+++ DATA SHOWN
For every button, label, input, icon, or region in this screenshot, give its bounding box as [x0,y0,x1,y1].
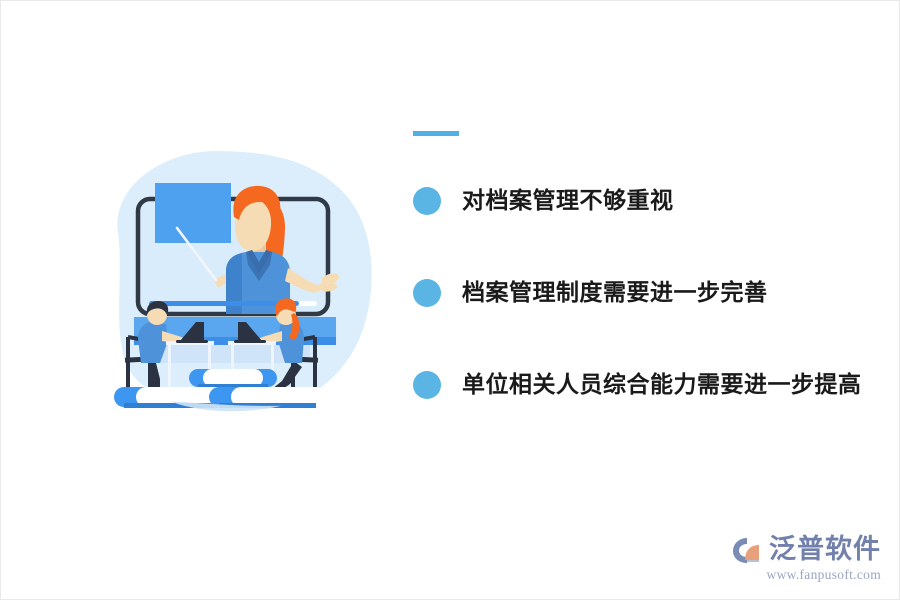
list-item: 对档案管理不够重视 [413,166,883,236]
list-item: 档案管理制度需要进一步完善 [413,258,883,328]
online-classroom-illustration [56,141,386,421]
bullet-text-3: 单位相关人员综合能力需要进一步提高 [462,371,862,399]
content-column: 对档案管理不够重视 档案管理制度需要进一步完善 单位相关人员综合能力需要进一步提… [413,131,883,420]
logo-top-row: 泛普软件 [731,534,881,564]
bullet-text-2: 档案管理制度需要进一步完善 [462,279,768,307]
book-stack-upper [189,369,277,388]
accent-rule [413,131,459,136]
logo-website-url: www.fanpusoft.com [767,567,881,583]
bullet-list: 对档案管理不够重视 档案管理制度需要进一步完善 单位相关人员综合能力需要进一步提… [413,166,883,420]
bullet-dot-icon [413,187,441,215]
bullet-text-1: 对档案管理不够重视 [462,187,674,215]
fanpu-logo-mark-icon [731,534,765,564]
logo-company-name: 泛普软件 [769,536,881,563]
brand-logo: 泛普软件 www.fanpusoft.com [731,534,881,583]
list-item: 单位相关人员综合能力需要进一步提高 [413,350,883,420]
whiteboard-graphic [155,183,231,243]
slide-canvas: 对档案管理不够重视 档案管理制度需要进一步完善 单位相关人员综合能力需要进一步提… [0,0,900,600]
bullet-dot-icon [413,279,441,307]
bullet-dot-icon [413,371,441,399]
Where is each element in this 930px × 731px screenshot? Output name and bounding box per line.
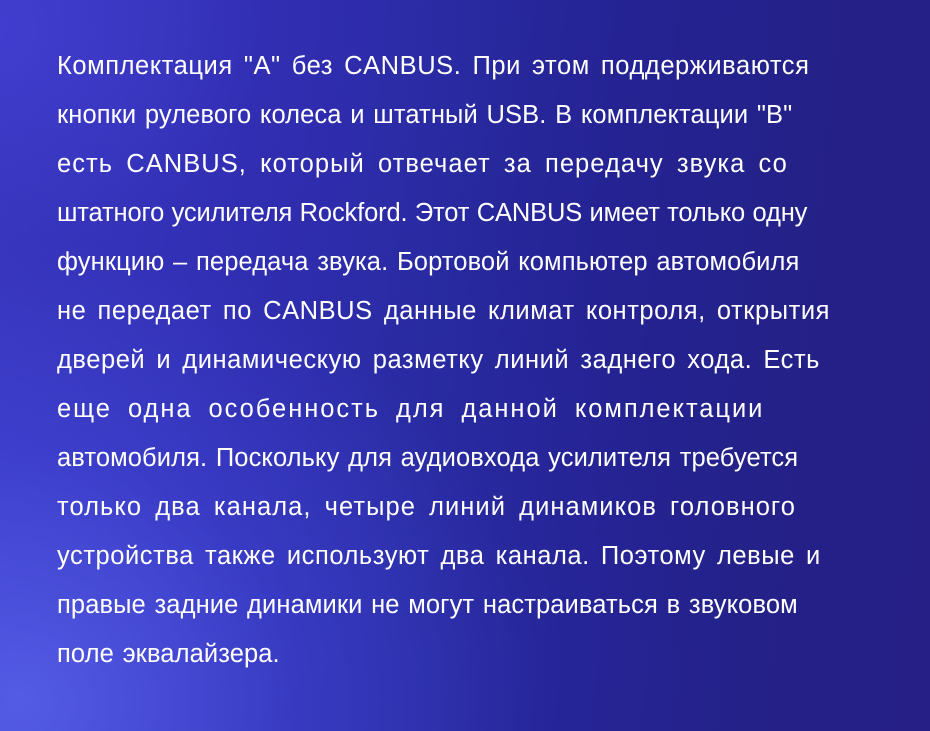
slide-canvas: Комплектация "А" без CANBUS. При этом по… (0, 0, 930, 731)
text-line: правые задние динамики не могут настраив… (57, 581, 873, 630)
text-line: есть CANBUS, который отвечает за передач… (57, 140, 873, 189)
text-line: автомобиля. Поскольку для аудиовхода уси… (57, 434, 873, 483)
text-line: дверей и динамическую разметку линий зад… (57, 336, 873, 385)
text-line: еще одна особенность для данной комплект… (57, 385, 873, 434)
body-text-block: Комплектация "А" без CANBUS. При этом по… (57, 42, 873, 679)
text-line: Комплектация "А" без CANBUS. При этом по… (57, 42, 873, 91)
text-line: штатного усилителя Rockford. Этот CANBUS… (57, 189, 873, 238)
text-line: кнопки рулевого колеса и штатный USB. В … (57, 91, 873, 140)
text-line: устройства также используют два канала. … (57, 532, 873, 581)
text-line: только два канала, четыре линий динамико… (57, 483, 873, 532)
text-line: не передает по CANBUS данные климат конт… (57, 287, 873, 336)
text-line: функцию – передача звука. Бортовой компь… (57, 238, 873, 287)
text-line: поле эквалайзера. (57, 630, 873, 679)
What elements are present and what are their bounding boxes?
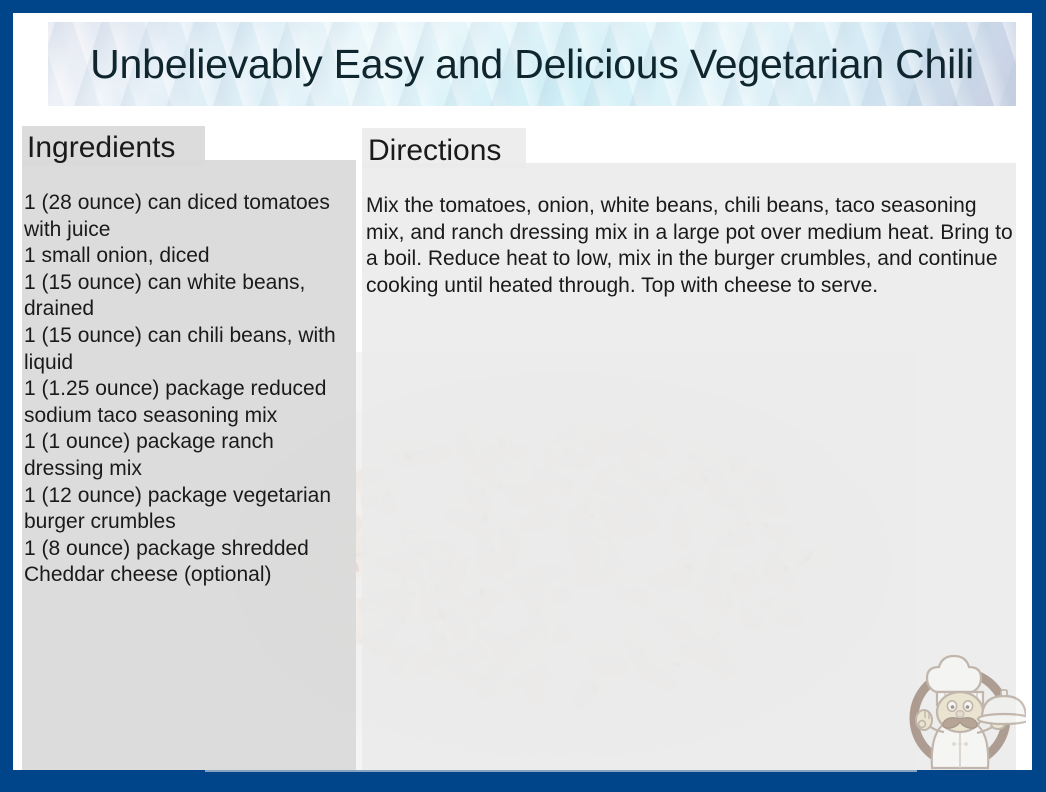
ingredient-item: 1 (8 ounce) package shredded Cheddar che… [24, 536, 354, 589]
frame-border-bottom [0, 770, 1046, 792]
chef-logo-svg [898, 640, 1026, 770]
ingredients-list: 1 (28 ounce) can diced tomatoes with jui… [24, 190, 354, 589]
ingredient-item: 1 (1.25 ounce) package reduced sodium ta… [24, 376, 354, 429]
frame-border-top [0, 0, 1046, 13]
recipe-card-page: Unbelievably Easy and Delicious Vegetari… [0, 0, 1046, 792]
frame-border-left [0, 0, 13, 792]
directions-body-text: Mix the tomatoes, onion, white beans, ch… [366, 193, 1014, 299]
ingredient-item: 1 (1 ounce) package ranch dressing mix [24, 429, 354, 482]
ingredient-item: 1 (15 ounce) can white beans, drained [24, 270, 354, 323]
ingredient-item: 1 (28 ounce) can diced tomatoes with jui… [24, 190, 354, 243]
recipe-title: Unbelievably Easy and Delicious Vegetari… [90, 41, 974, 88]
title-banner: Unbelievably Easy and Delicious Vegetari… [48, 22, 1016, 106]
ingredient-item: 1 (15 ounce) can chili beans, with liqui… [24, 323, 354, 376]
directions-heading: Directions [368, 134, 501, 168]
ingredients-heading: Ingredients [27, 131, 175, 165]
frame-border-right [1032, 0, 1046, 792]
ingredient-item: 1 (12 ounce) package vegetarian burger c… [24, 483, 354, 536]
ingredient-item: 1 small onion, diced [24, 243, 354, 270]
chef-mascot-logo [898, 640, 1026, 770]
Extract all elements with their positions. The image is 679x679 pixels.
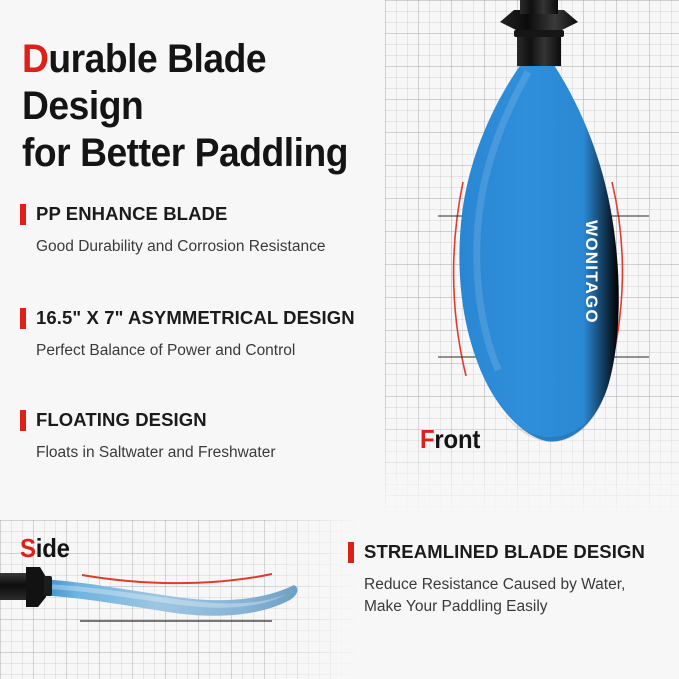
headline-accent-letter: D xyxy=(22,37,48,81)
feature-title: STREAMLINED BLADE DESIGN xyxy=(364,541,645,563)
side-label-accent: S xyxy=(20,533,36,563)
paddle-side-view-illustration xyxy=(0,555,340,665)
feature-heading-row: STREAMLINED BLADE DESIGN xyxy=(348,541,678,563)
headline-line1: urable Blade Design xyxy=(22,37,266,128)
feature-item-streamlined-blade-design: STREAMLINED BLADE DESIGN Reduce Resistan… xyxy=(348,541,678,618)
feature-heading-row: 16.5" X 7" ASYMMETRICAL DESIGN xyxy=(20,307,410,329)
bullet-marker-icon xyxy=(20,204,26,225)
feature-title: 16.5" X 7" ASYMMETRICAL DESIGN xyxy=(36,307,355,329)
headline-line2: for Better Paddling xyxy=(22,131,348,175)
feature-heading-row: PP ENHANCE BLADE xyxy=(20,203,410,225)
feature-item-pp-enhance-blade: PP ENHANCE BLADE Good Durability and Cor… xyxy=(20,203,410,258)
bullet-marker-icon xyxy=(20,410,26,431)
paddle-collar-ring xyxy=(514,30,564,37)
side-guide-curve xyxy=(82,574,272,583)
side-label-rest: ide xyxy=(36,533,70,563)
feature-title: FLOATING DESIGN xyxy=(36,409,207,431)
front-view-label: Front xyxy=(420,424,480,455)
feature-subtitle: Reduce Resistance Caused by Water, Make … xyxy=(364,574,678,618)
bullet-marker-icon xyxy=(348,542,354,563)
feature-item-asymmetrical-design: 16.5" X 7" ASYMMETRICAL DESIGN Perfect B… xyxy=(20,307,410,362)
front-label-rest: ront xyxy=(434,424,480,454)
page-title: Durable Blade Design for Better Paddling xyxy=(22,36,375,178)
feature-subtitle: Perfect Balance of Power and Control xyxy=(36,340,410,362)
feature-subtitle: Floats in Saltwater and Freshwater xyxy=(36,442,410,464)
side-collar-ring xyxy=(44,576,52,596)
paddle-front-view-illustration: WONITAGO xyxy=(400,0,679,470)
front-label-accent: F xyxy=(420,424,434,454)
side-view-label: Side xyxy=(20,533,70,564)
feature-subtitle-line2: Make Your Paddling Easily xyxy=(364,598,548,615)
blade-brand-text: WONITAGO xyxy=(582,220,601,324)
feature-title: PP ENHANCE BLADE xyxy=(36,203,227,225)
bullet-marker-icon xyxy=(20,308,26,329)
feature-subtitle-line1: Reduce Resistance Caused by Water, xyxy=(364,576,625,593)
feature-subtitle: Good Durability and Corrosion Resistance xyxy=(36,236,410,258)
feature-heading-row: FLOATING DESIGN xyxy=(20,409,410,431)
product-infographic: Durable Blade Design for Better Paddling… xyxy=(0,0,679,679)
side-paddle-ferrule xyxy=(26,567,46,607)
feature-item-floating-design: FLOATING DESIGN Floats in Saltwater and … xyxy=(20,409,410,464)
paddle-shaft-upper xyxy=(520,0,558,14)
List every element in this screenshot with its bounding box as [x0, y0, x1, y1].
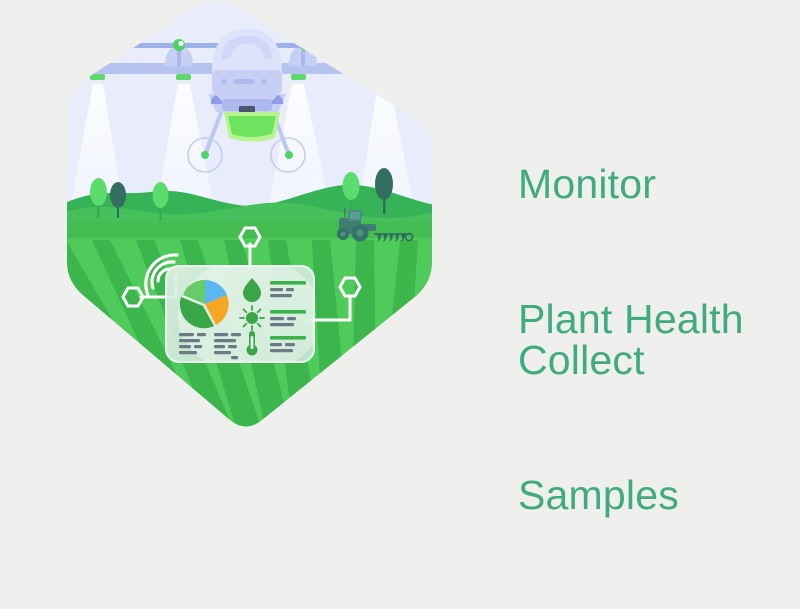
field-data-dashboard[interactable] [166, 258, 322, 374]
tree-light-3 [343, 172, 360, 200]
illustration-stage: Monitor Plant Health Collect Samples [0, 0, 800, 445]
gear-tip-right [285, 151, 293, 159]
metric-bar-sunlight [270, 310, 306, 314]
liquid-tank-fill [228, 116, 276, 137]
tractor-window [350, 212, 360, 219]
propeller-hub-right [300, 39, 312, 51]
drone-fuselage [208, 29, 286, 114]
tree-dark-2 [375, 168, 393, 200]
tractor-exhaust [344, 208, 346, 217]
headline-block-collect: Collect Samples [518, 248, 679, 609]
scene-clipped-group [48, 0, 445, 445]
sun-icon [240, 306, 264, 330]
metric-bar-moisture [270, 281, 306, 285]
tree-light-1 [90, 178, 107, 206]
metric-bar-temperature [270, 336, 306, 340]
tree-dark-1 [110, 182, 126, 208]
headline-copy-column: Monitor Plant Health Collect Samples [518, 0, 800, 445]
agriculture-scene-illustration [0, 0, 480, 445]
headline-line-1: Monitor [518, 162, 744, 207]
drone-vent [233, 79, 255, 84]
tree-light-2 [153, 182, 169, 208]
headline-line-4: Samples [518, 473, 679, 518]
gear-tip-left [201, 151, 209, 159]
headline-line-3: Collect [518, 338, 679, 383]
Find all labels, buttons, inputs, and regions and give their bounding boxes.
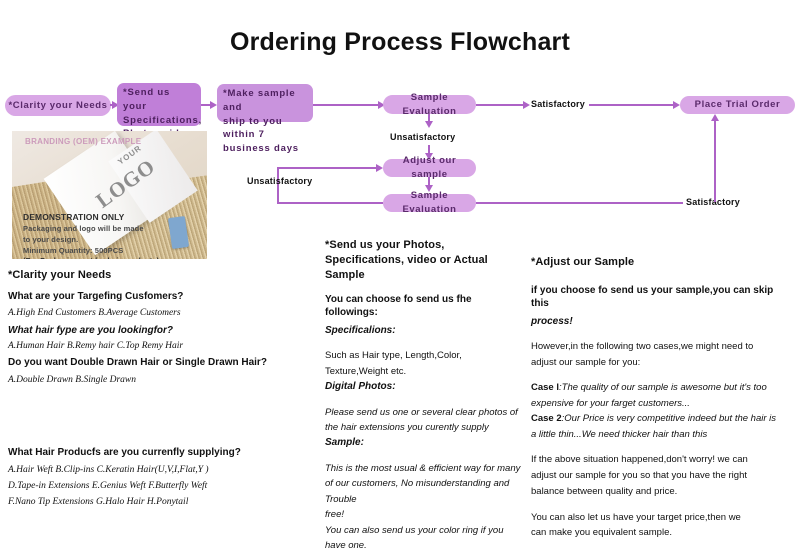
right-p2-line-2: adjust our sample for you so that you ha… — [531, 469, 793, 482]
photo-note-line-1: Packaging and logo will be made — [23, 224, 144, 233]
spacer-1 — [325, 340, 525, 349]
arrow-satisfactory-to-place-order-icon — [673, 101, 680, 109]
column-clarity-your-needs: *Clarity your Needs What are your Targef… — [8, 268, 313, 390]
spacer-3 — [325, 453, 525, 462]
left-answer-4-line-2: D.Tape-in Extensions E.Genius Weft F.But… — [8, 480, 313, 493]
right-heading: *Adjust our Sample — [531, 255, 793, 270]
column-hair-products-supplied: What Hair Producfs are you currenfly sup… — [8, 446, 313, 512]
mid-sample-line-1: This is the most usual & efficient way f… — [325, 462, 525, 475]
flow-node-sample-evaluation-2[interactable]: Sample Evaluation — [383, 194, 476, 212]
connector-eval2-loop-bottom — [277, 202, 383, 204]
right-p2-line-3: balance between quality and price. — [531, 485, 793, 498]
left-answer-2: A.Human Hair B.Remy hair C.Top Remy Hair — [8, 340, 313, 353]
mid-subheading-digital-photos: Digital Photos: — [325, 380, 525, 394]
right-p1-line-2: adjust our sample for you: — [531, 356, 793, 369]
right-case-2-line-1: :Our Price is very competitive indeed bu… — [562, 413, 776, 424]
connector-satisfactory-to-place-order — [589, 104, 676, 106]
photo-note-line-3: Minimum Quantity: 500PCS — [23, 246, 123, 255]
send-line-1: *Send us your — [123, 86, 195, 114]
mid-specs-line-2: Texture,Weight etc. — [325, 365, 525, 378]
connector-eval2-loop-top — [277, 167, 377, 169]
arrow-eval1-down-icon — [425, 121, 433, 128]
left-answer-4-line-1: A.Hair Weft B.Clip-ins C.Keratin Hair(U,… — [8, 464, 313, 477]
mid-sample-line-3: Trouble — [325, 493, 525, 506]
flow-node-send-us-specifications[interactable]: *Send us your Specifications, Photos,vid… — [117, 83, 201, 126]
arrow-send-to-make-icon — [210, 101, 217, 109]
right-intro-line-1: if you choose fo send us your sample,you… — [531, 284, 793, 311]
right-intro-line-2: process! — [531, 315, 793, 329]
connector-make-to-eval1 — [313, 104, 383, 106]
make-line-3: business days — [223, 142, 307, 156]
arrow-loop-to-adjust-icon — [376, 164, 383, 172]
right-p3-line-1: You can also let us have your target pri… — [531, 511, 793, 524]
column-adjust-our-sample: *Adjust our Sample if you choose fo send… — [531, 255, 793, 542]
spacer-2 — [325, 397, 525, 406]
mid-sample-line-6: have one. — [325, 539, 525, 552]
left-answer-1: A.High End Customers B.Average Customers — [8, 307, 313, 320]
left-question-1: What are your Targefing Cusfomers? — [8, 290, 313, 304]
right-case-1-key: Case l — [531, 382, 559, 393]
mid-specs-line-1: Such as Hair type, Length,Color, — [325, 349, 525, 362]
right-case-2: Case 2:Our Price is very competitive ind… — [531, 412, 793, 425]
mid-heading: *Send us your Photos, Specifications, vi… — [325, 238, 525, 283]
arrow-satisfactory-bottom-up-icon — [711, 114, 719, 121]
mid-subheading-specifications: Specificalions: — [325, 324, 525, 338]
edge-label-satisfactory-bottom: Satisfactory — [686, 197, 740, 207]
connector-eval2-to-satisfactory-bottom — [476, 202, 683, 204]
photo-note-line-2: to your design. — [23, 235, 78, 244]
flow-node-make-sample-and-ship[interactable]: *Make sample and ship to you within 7 bu… — [217, 84, 313, 122]
send-line-2: Specifications, — [123, 114, 195, 128]
right-case-1-line-1: :The quality of our sample is awesome bu… — [559, 382, 767, 393]
mid-heading-line-3: Sample — [325, 268, 525, 283]
mid-sample-line-5: You can also send us your color ring if … — [325, 524, 525, 537]
left-question-3: Do you want Double Drawn Hair or Single … — [8, 356, 313, 370]
photo-demonstration-label: DEMONSTRATION ONLY — [23, 212, 124, 222]
mid-sample-line-4: free! — [325, 508, 525, 521]
edge-label-unsatisfactory-top: Unsatisfactory — [390, 132, 455, 142]
right-case-1: Case l:The quality of our sample is awes… — [531, 381, 793, 394]
left-question-2: What hair fype are you lookingfor? — [8, 324, 313, 338]
flow-node-sample-evaluation-1[interactable]: Sample Evaluation — [383, 95, 476, 114]
flow-node-clarity-your-needs[interactable]: *Clarity your Needs — [5, 95, 111, 116]
mid-sample-line-2: of our customers, No misunderstanding an… — [325, 477, 525, 490]
edge-label-satisfactory-top: Satisfactory — [531, 99, 585, 109]
edge-label-unsatisfactory-loop: Unsatisfactory — [247, 176, 312, 186]
column-send-us-your-photos: *Send us your Photos, Specifications, vi… — [325, 238, 525, 555]
connector-satisfactory-bottom-up — [714, 121, 716, 202]
mid-photos-line-1: Please send us one or several clear phot… — [325, 406, 525, 419]
right-p3-line-2: can make you equivalent sample. — [531, 526, 793, 539]
mid-heading-line-2: Specifications, video or Actual — [325, 253, 525, 268]
left-answer-3: A.Double Drawn B.Single Drawn — [8, 374, 313, 387]
mid-photos-line-2: the hair extensions you curently supply — [325, 421, 525, 434]
flow-node-adjust-our-sample[interactable]: Adjust our sample — [383, 159, 476, 177]
page-root: Ordering Process Flowchart *Clarity your… — [0, 0, 800, 528]
branding-example-photo: YOUR LOGO BRANDING (OEM) EXAMPLE DEMONST… — [12, 131, 207, 259]
right-case-2-line-2: a little thin...We need thicker hair tha… — [531, 428, 793, 441]
mid-heading-line-1: *Send us your Photos, — [325, 238, 525, 253]
mid-subheading-sample: Sample: — [325, 436, 525, 450]
arrow-eval1-to-satisfactory-icon — [523, 101, 530, 109]
left-answer-4-line-3: F.Nano Tip Extensions G.Halo Hair H.Pony… — [8, 496, 313, 509]
page-title: Ordering Process Flowchart — [0, 28, 800, 57]
make-line-2: ship to you within 7 — [223, 115, 307, 143]
connector-eval1-to-satisfactory — [476, 104, 528, 106]
photo-note-line-4: (For Packaging,not for hair products) — [23, 256, 159, 259]
left-heading: *Clarity your Needs — [8, 268, 313, 283]
left-question-4: What Hair Producfs are you currenfly sup… — [8, 446, 313, 460]
right-p1-line-1: However,in the following two cases,we mi… — [531, 340, 793, 353]
right-case-1-line-2: expensive for your farget customers... — [531, 397, 793, 410]
photo-branding-label: BRANDING (OEM) EXAMPLE — [25, 137, 141, 146]
mid-intro: You can choose fo send us fhe followings… — [325, 293, 525, 320]
flow-node-place-trial-order[interactable]: Place Trial Order — [680, 96, 795, 114]
right-p2-line-1: If the above situation happened,don't wo… — [531, 453, 793, 467]
right-case-2-key: Case 2 — [531, 413, 562, 424]
make-line-1: *Make sample and — [223, 87, 307, 115]
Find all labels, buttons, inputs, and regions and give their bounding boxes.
++++++
DIRECTIONS FOR THIS TASK — Duplicate the lines starting with the one that contains "headline-accent-letter: D xyxy=(22,37,48,81)" and ending after the one that contains "headline-line1: urable Blade".

TASK OUTPUT —
headline-accent-letter: D xyxy=(22,37,48,81)
feature-title: STREAMLINED BLADE DESIGN xyxy=(364,541,645,563)
side-label-accent: S xyxy=(20,533,36,563)
paddle-side-view-illustration xyxy=(0,555,340,665)
feature-heading-row: STREAMLINED BLADE DESIGN xyxy=(348,541,678,563)
headline-line1: urable Blade Design xyxy=(22,37,266,128)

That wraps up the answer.